In your copy, leave out the pictures; write out all the data exactly.
[BEGIN Extracted entries]
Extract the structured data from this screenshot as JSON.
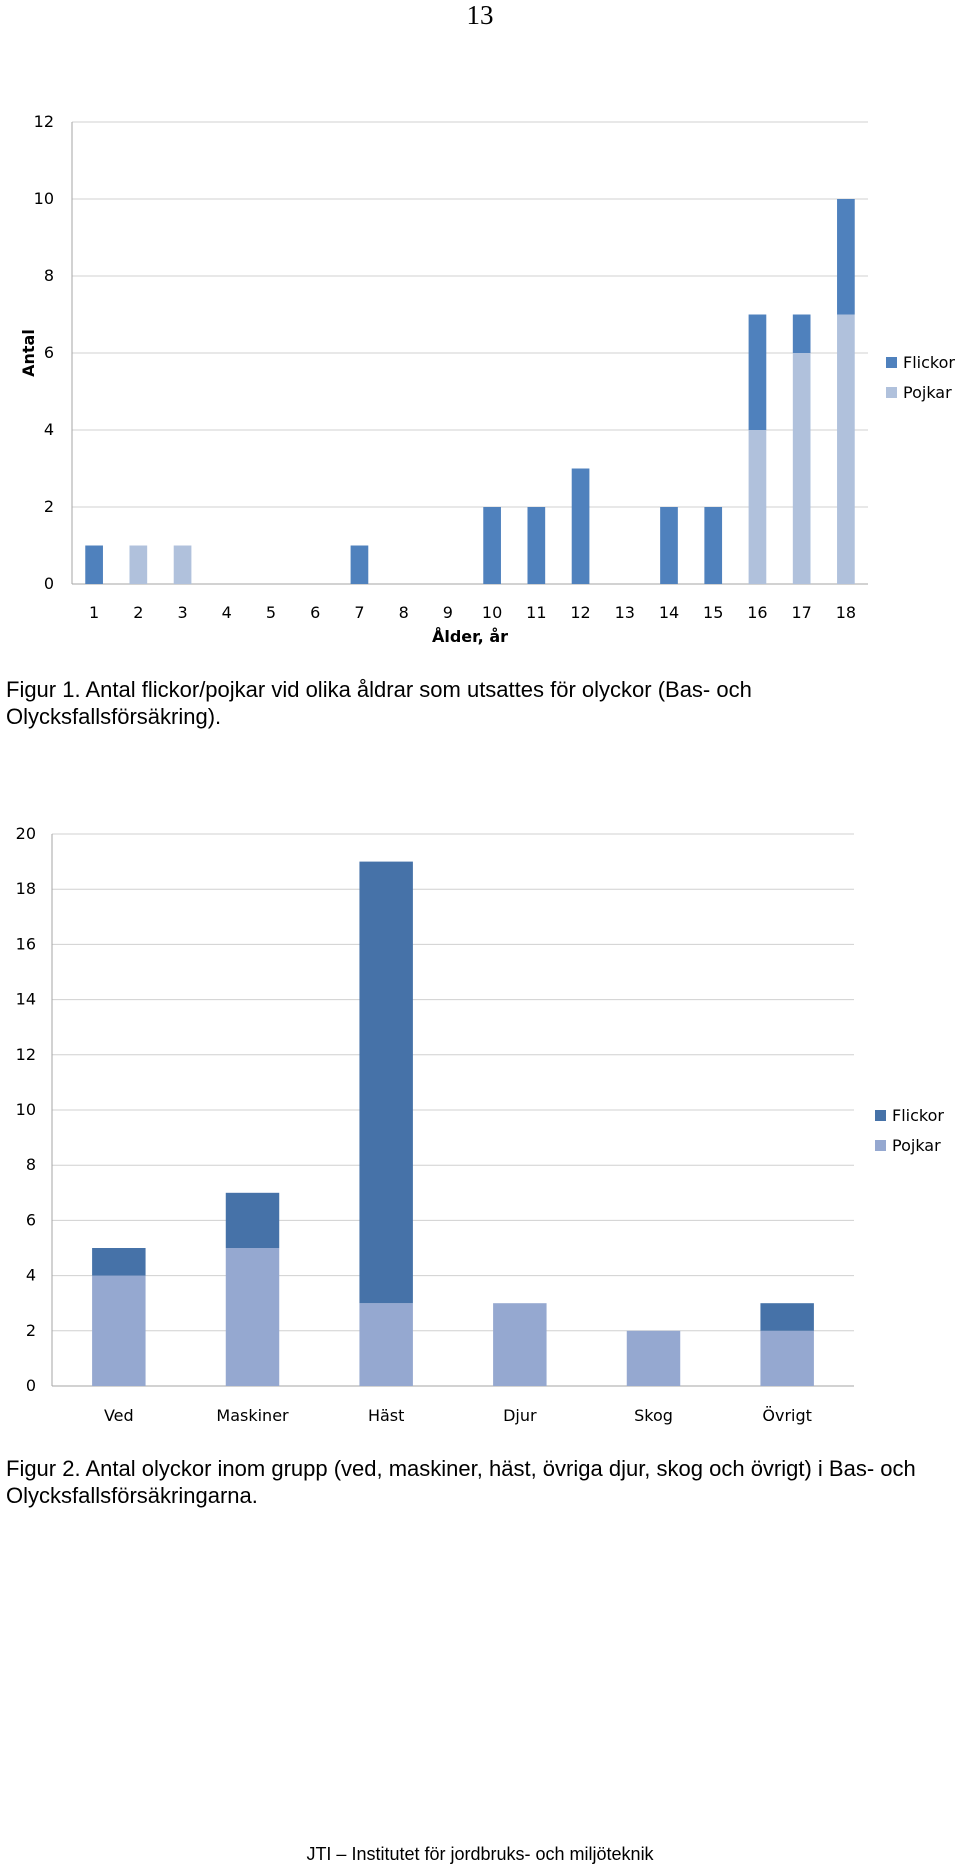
{
  "page_number": "13",
  "colors": {
    "flickor_chart1": "#4f81bd",
    "pojkar_chart1": "#b0c1dc",
    "flickor_chart2": "#4672a8",
    "pojkar_chart2": "#95a8d0",
    "grid": "#d0d0d0",
    "axis": "#a6a6a6"
  },
  "chart_data": [
    {
      "type": "bar",
      "stacked": true,
      "categories": [
        "1",
        "2",
        "3",
        "4",
        "5",
        "6",
        "7",
        "8",
        "9",
        "10",
        "11",
        "12",
        "13",
        "14",
        "15",
        "16",
        "17",
        "18"
      ],
      "series": [
        {
          "name": "Flickor",
          "values": [
            1,
            0,
            0,
            0,
            0,
            0,
            1,
            0,
            0,
            2,
            2,
            3,
            0,
            2,
            2,
            3,
            1,
            3
          ]
        },
        {
          "name": "Pojkar",
          "values": [
            0,
            1,
            1,
            0,
            0,
            0,
            0,
            0,
            0,
            0,
            0,
            0,
            0,
            0,
            0,
            4,
            6,
            7
          ]
        }
      ],
      "xlabel": "Ålder, år",
      "ylabel": "Antal",
      "ylim": [
        0,
        12
      ],
      "yticks": [
        "0",
        "2",
        "4",
        "6",
        "8",
        "10",
        "12"
      ],
      "grid": true,
      "legend": "right"
    },
    {
      "type": "bar",
      "stacked": true,
      "categories": [
        "Ved",
        "Maskiner",
        "Häst",
        "Djur",
        "Skog",
        "Övrigt"
      ],
      "series": [
        {
          "name": "Flickor",
          "values": [
            1,
            2,
            16,
            0,
            0,
            1
          ]
        },
        {
          "name": "Pojkar",
          "values": [
            4,
            5,
            3,
            3,
            2,
            2
          ]
        }
      ],
      "xlabel": "",
      "ylabel": "",
      "ylim": [
        0,
        20
      ],
      "yticks": [
        "0",
        "2",
        "4",
        "6",
        "8",
        "10",
        "12",
        "14",
        "16",
        "18",
        "20"
      ],
      "grid": true,
      "legend": "right"
    }
  ],
  "captions": {
    "figure1": "Figur 1. Antal flickor/pojkar vid olika åldrar som utsattes för olyckor (Bas- och Olycksfallsförsäkring).",
    "figure2": "Figur 2. Antal olyckor inom grupp (ved, maskiner, häst, övriga djur, skog och övrigt) i Bas- och Olycksfallsförsäkringarna."
  },
  "footer": "JTI – Institutet för jordbruks- och miljöteknik"
}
[END Extracted entries]
## Right answer
Extract the structured data from this screenshot as JSON.
{
  "page_number": "13",
  "colors": {
    "flickor_chart1": "#4f81bd",
    "pojkar_chart1": "#b0c1dc",
    "flickor_chart2": "#4672a8",
    "pojkar_chart2": "#95a8d0",
    "grid": "#d0d0d0",
    "axis": "#a6a6a6"
  },
  "chart_data": [
    {
      "type": "bar",
      "stacked": true,
      "categories": [
        "1",
        "2",
        "3",
        "4",
        "5",
        "6",
        "7",
        "8",
        "9",
        "10",
        "11",
        "12",
        "13",
        "14",
        "15",
        "16",
        "17",
        "18"
      ],
      "series": [
        {
          "name": "Flickor",
          "values": [
            1,
            0,
            0,
            0,
            0,
            0,
            1,
            0,
            0,
            2,
            2,
            3,
            0,
            2,
            2,
            3,
            1,
            3
          ]
        },
        {
          "name": "Pojkar",
          "values": [
            0,
            1,
            1,
            0,
            0,
            0,
            0,
            0,
            0,
            0,
            0,
            0,
            0,
            0,
            0,
            4,
            6,
            7
          ]
        }
      ],
      "xlabel": "Ålder, år",
      "ylabel": "Antal",
      "ylim": [
        0,
        12
      ],
      "yticks": [
        "0",
        "2",
        "4",
        "6",
        "8",
        "10",
        "12"
      ],
      "grid": true,
      "legend": "right"
    },
    {
      "type": "bar",
      "stacked": true,
      "categories": [
        "Ved",
        "Maskiner",
        "Häst",
        "Djur",
        "Skog",
        "Övrigt"
      ],
      "series": [
        {
          "name": "Flickor",
          "values": [
            1,
            2,
            16,
            0,
            0,
            1
          ]
        },
        {
          "name": "Pojkar",
          "values": [
            4,
            5,
            3,
            3,
            2,
            2
          ]
        }
      ],
      "xlabel": "",
      "ylabel": "",
      "ylim": [
        0,
        20
      ],
      "yticks": [
        "0",
        "2",
        "4",
        "6",
        "8",
        "10",
        "12",
        "14",
        "16",
        "18",
        "20"
      ],
      "grid": true,
      "legend": "right"
    }
  ],
  "captions": {
    "figure1": "Figur 1. Antal flickor/pojkar vid olika åldrar som utsattes för olyckor (Bas- och Olycksfallsförsäkring).",
    "figure2": "Figur 2. Antal olyckor inom grupp (ved, maskiner, häst, övriga djur, skog och övrigt) i Bas- och Olycksfallsförsäkringarna."
  },
  "footer": "JTI – Institutet för jordbruks- och miljöteknik"
}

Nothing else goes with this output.